**Aim:** Pick out the lines in the listing below that contain the word "afternoon" and copy them.

[Dataset items]
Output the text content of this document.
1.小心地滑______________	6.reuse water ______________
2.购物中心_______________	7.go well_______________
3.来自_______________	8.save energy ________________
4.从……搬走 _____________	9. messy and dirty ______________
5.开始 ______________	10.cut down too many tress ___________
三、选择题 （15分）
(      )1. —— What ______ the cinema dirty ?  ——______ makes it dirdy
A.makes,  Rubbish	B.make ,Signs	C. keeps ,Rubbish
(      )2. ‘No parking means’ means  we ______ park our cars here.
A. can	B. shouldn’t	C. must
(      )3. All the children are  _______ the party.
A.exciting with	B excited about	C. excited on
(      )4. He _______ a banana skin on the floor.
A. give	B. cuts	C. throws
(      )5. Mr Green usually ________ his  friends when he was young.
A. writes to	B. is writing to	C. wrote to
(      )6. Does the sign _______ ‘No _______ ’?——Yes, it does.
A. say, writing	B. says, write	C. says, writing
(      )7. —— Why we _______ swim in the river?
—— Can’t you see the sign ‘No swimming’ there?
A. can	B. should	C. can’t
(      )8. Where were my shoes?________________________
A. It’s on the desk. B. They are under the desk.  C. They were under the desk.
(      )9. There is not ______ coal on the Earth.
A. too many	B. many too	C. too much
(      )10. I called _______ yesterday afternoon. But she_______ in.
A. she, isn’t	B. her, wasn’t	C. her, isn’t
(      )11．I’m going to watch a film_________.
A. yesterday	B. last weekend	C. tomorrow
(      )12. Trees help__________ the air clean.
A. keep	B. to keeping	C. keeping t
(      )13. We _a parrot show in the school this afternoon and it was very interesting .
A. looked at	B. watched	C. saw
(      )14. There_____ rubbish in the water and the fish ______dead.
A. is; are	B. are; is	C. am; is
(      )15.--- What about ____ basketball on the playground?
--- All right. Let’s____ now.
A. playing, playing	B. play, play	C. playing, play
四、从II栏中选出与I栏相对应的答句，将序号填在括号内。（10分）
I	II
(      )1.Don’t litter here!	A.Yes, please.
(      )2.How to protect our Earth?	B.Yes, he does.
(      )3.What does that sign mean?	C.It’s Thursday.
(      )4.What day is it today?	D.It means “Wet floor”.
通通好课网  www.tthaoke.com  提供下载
* * *
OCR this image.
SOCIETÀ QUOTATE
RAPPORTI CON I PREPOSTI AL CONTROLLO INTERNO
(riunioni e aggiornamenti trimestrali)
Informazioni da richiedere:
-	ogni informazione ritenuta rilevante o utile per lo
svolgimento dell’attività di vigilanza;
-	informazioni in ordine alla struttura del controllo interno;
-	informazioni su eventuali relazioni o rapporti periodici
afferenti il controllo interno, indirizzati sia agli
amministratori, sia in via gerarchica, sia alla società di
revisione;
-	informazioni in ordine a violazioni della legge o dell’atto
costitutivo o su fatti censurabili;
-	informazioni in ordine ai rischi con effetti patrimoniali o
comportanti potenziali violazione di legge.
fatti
==
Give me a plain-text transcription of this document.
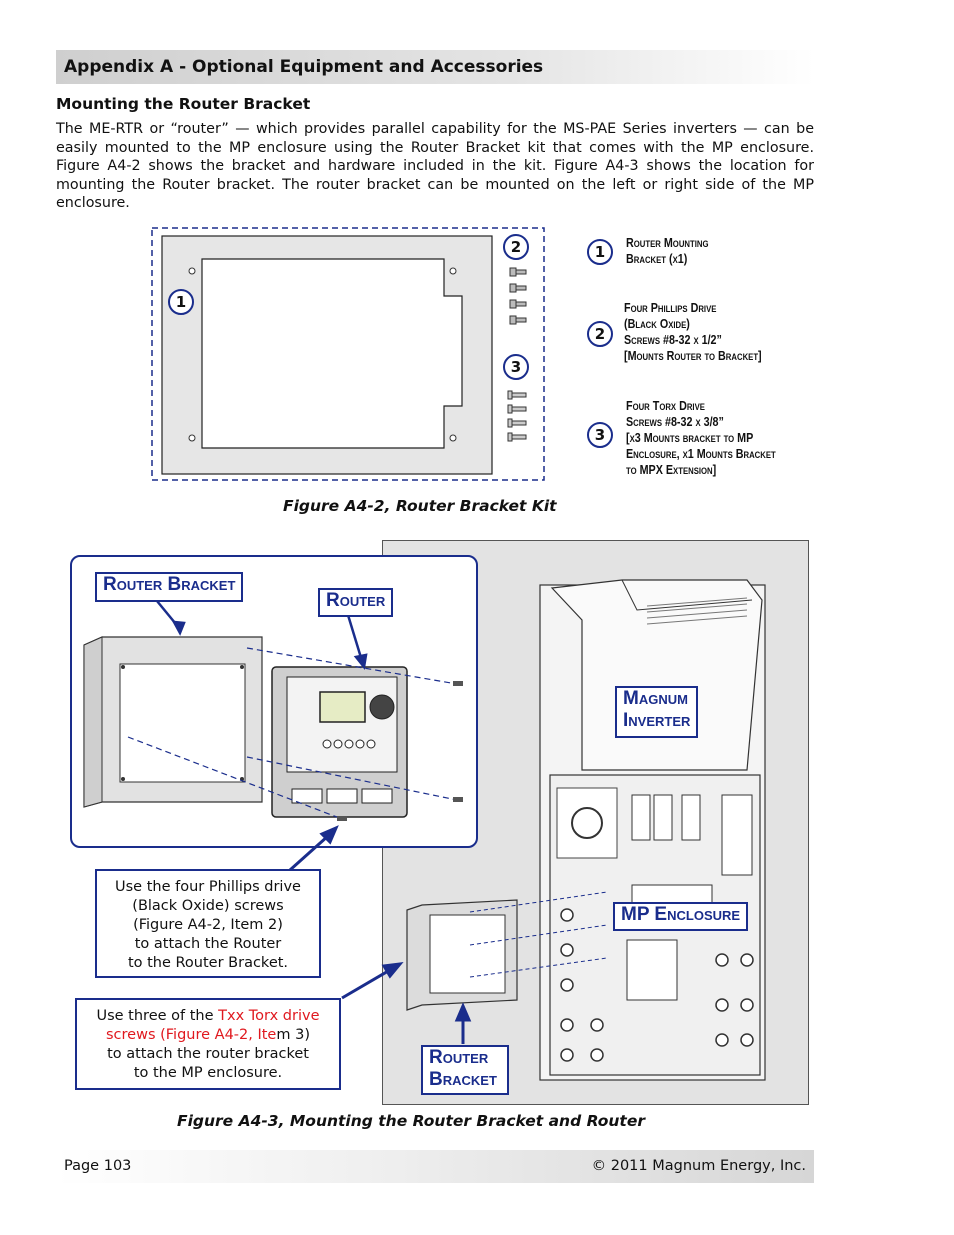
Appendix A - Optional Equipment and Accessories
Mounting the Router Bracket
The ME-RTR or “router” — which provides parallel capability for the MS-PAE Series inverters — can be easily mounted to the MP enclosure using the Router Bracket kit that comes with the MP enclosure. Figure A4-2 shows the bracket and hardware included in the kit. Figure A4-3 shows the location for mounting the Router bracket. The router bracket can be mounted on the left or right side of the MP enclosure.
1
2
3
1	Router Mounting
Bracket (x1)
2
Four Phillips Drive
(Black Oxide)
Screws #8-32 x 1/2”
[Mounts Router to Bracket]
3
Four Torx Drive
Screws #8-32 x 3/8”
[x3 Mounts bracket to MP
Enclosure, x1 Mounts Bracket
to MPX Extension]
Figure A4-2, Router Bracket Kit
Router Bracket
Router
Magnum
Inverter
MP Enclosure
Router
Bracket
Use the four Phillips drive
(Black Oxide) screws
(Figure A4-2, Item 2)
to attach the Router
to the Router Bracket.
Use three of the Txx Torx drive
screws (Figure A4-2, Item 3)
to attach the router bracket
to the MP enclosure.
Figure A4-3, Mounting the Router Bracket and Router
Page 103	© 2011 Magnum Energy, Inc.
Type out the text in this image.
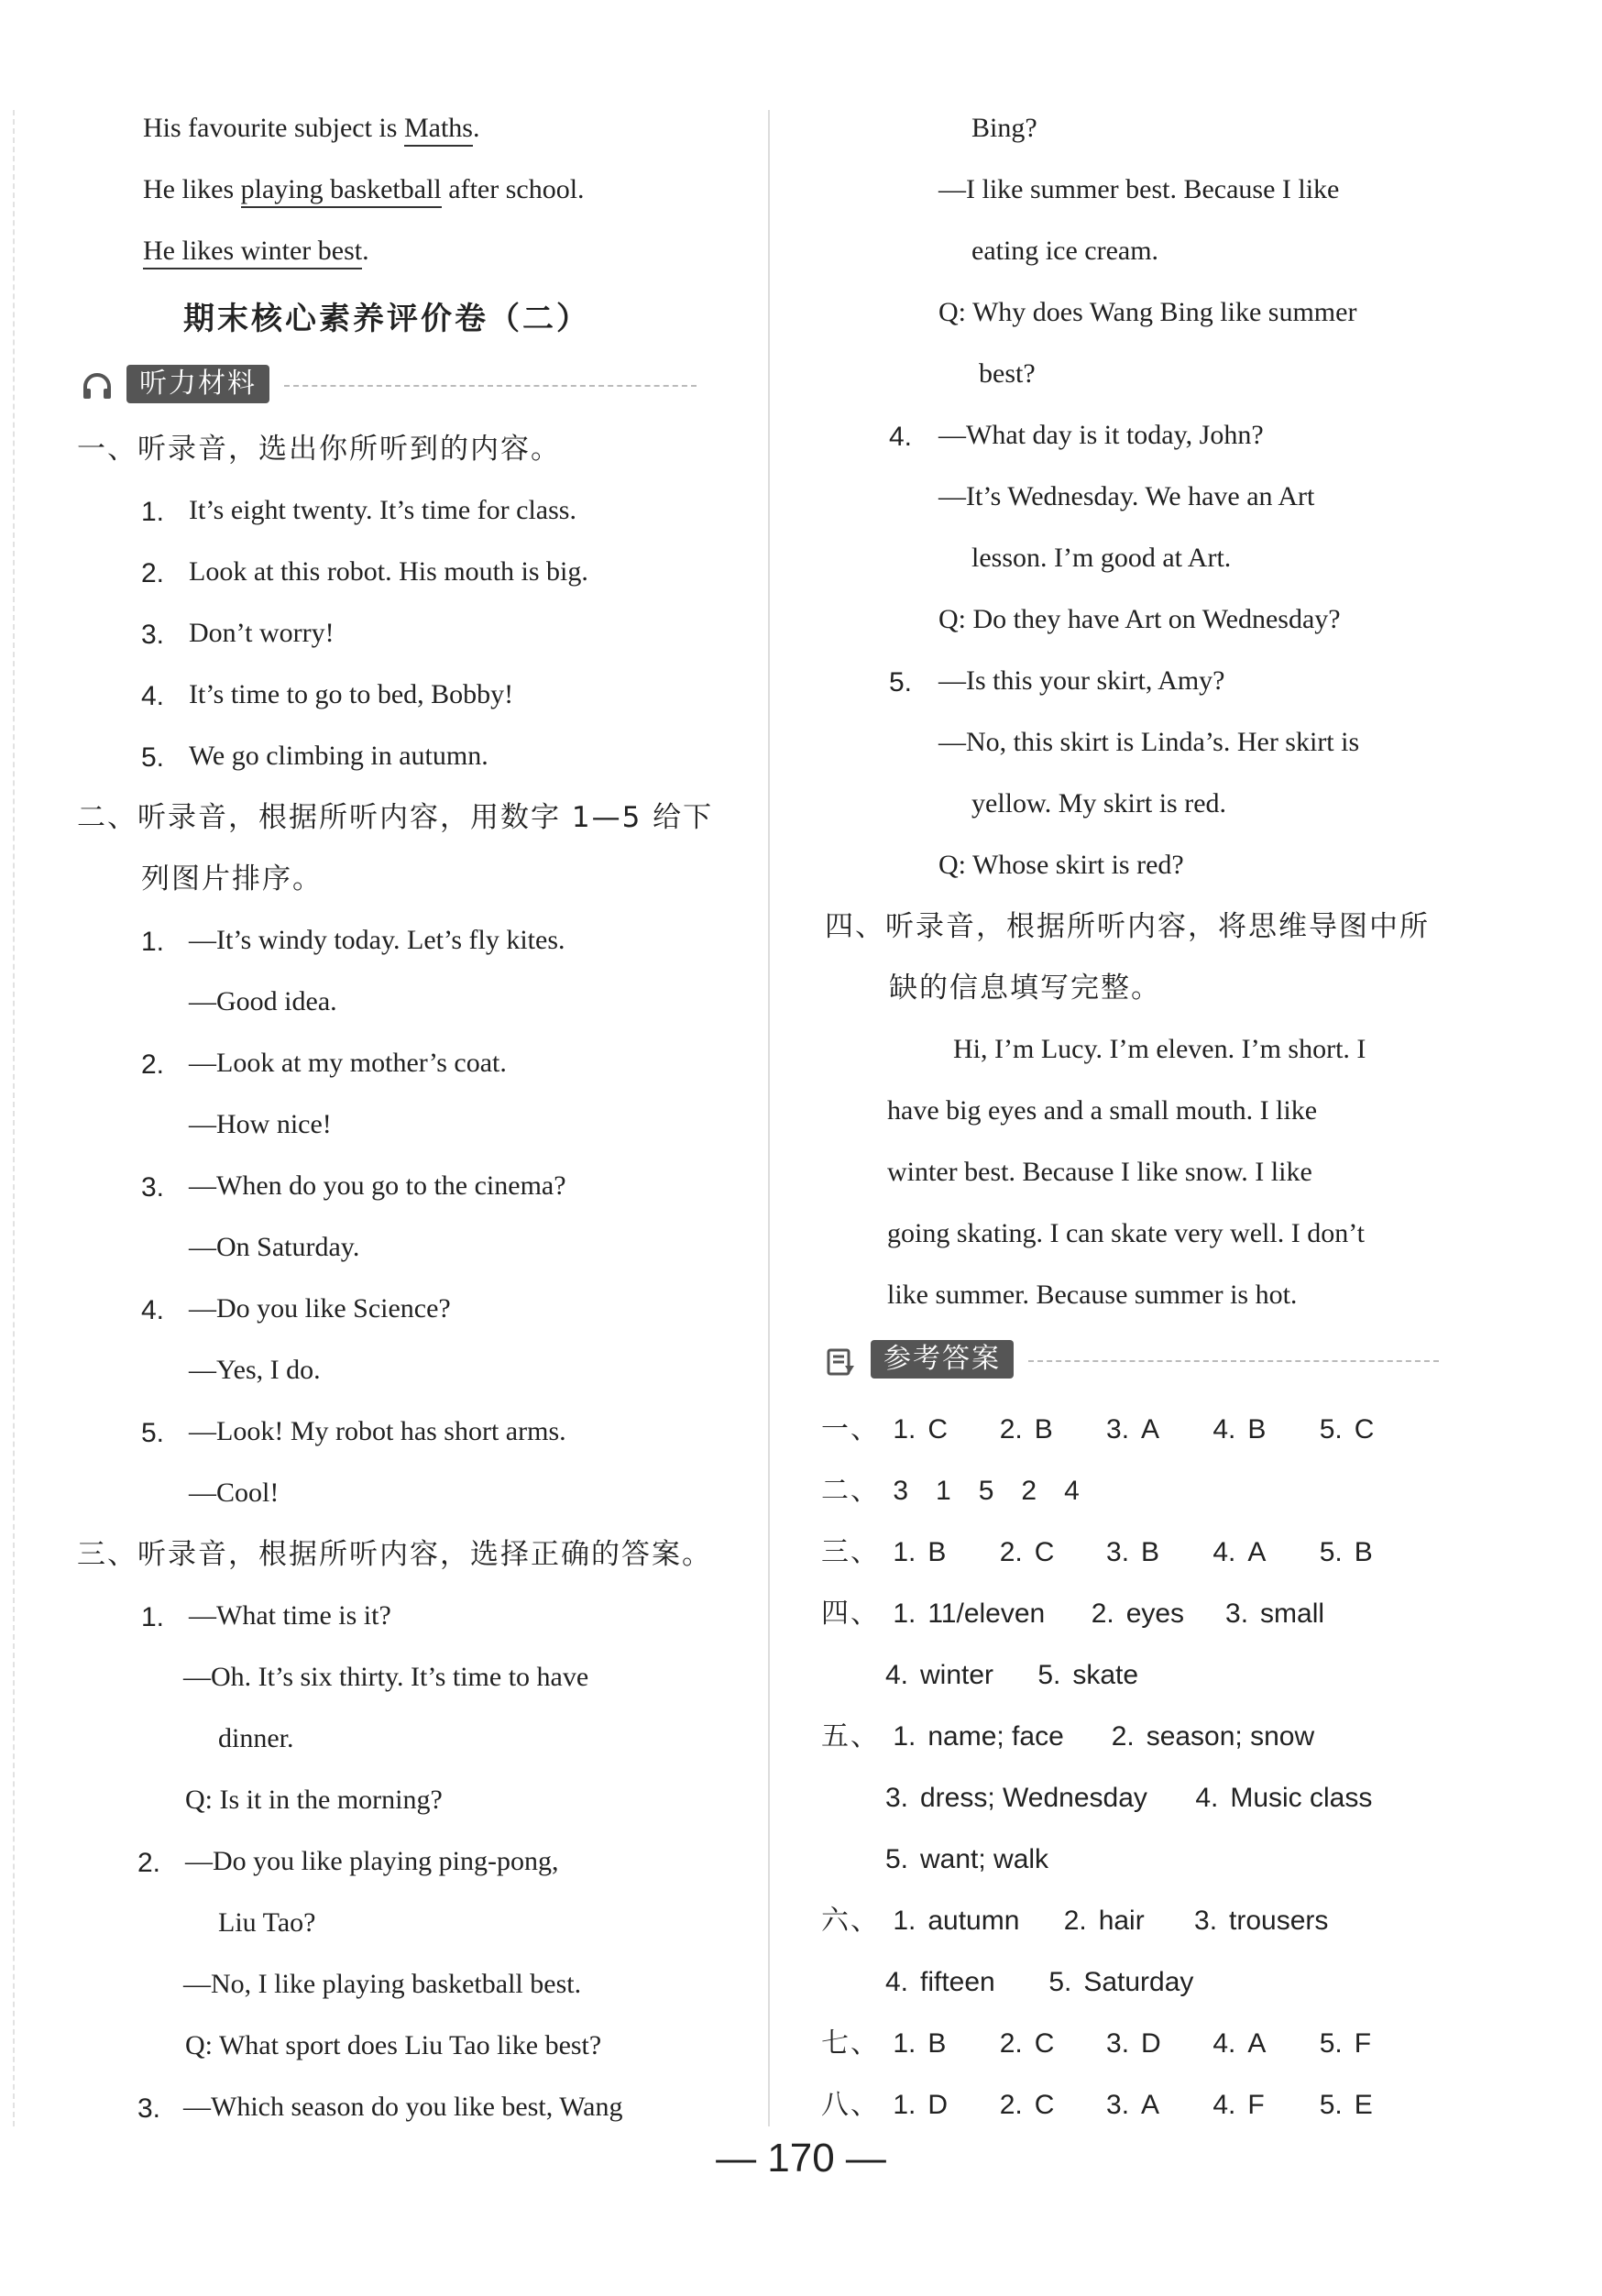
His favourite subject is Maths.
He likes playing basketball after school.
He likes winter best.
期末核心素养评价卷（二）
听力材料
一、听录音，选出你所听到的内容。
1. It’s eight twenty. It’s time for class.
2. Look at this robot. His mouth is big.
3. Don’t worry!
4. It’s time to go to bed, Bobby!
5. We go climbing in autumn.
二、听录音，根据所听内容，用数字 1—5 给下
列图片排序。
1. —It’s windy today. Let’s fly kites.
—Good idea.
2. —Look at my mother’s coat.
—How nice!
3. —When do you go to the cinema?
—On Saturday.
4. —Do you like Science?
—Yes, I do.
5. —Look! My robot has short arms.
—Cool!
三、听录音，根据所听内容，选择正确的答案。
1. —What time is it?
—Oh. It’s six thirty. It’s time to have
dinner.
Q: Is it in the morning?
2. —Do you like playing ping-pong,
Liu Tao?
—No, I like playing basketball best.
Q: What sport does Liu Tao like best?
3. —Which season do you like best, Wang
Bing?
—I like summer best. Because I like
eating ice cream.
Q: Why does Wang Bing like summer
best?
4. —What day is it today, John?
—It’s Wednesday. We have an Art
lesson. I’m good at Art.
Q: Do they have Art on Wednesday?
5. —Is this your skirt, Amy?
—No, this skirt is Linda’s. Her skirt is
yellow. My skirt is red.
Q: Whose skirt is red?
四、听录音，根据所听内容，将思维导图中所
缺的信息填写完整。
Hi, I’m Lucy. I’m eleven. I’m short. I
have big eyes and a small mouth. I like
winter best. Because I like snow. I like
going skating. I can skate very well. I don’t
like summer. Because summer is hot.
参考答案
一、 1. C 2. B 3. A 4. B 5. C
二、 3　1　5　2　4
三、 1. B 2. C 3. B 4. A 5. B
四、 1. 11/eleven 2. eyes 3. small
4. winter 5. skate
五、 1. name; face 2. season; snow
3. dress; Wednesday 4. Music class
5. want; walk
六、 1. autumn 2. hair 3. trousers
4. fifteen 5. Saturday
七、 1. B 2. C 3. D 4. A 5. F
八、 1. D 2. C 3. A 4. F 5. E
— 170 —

**Complete output:**
(      )10. I called _______ yesterday afternoon. But she_______ in.
(      )13. We _a parrot show in the school this afternoon and it was very interesting .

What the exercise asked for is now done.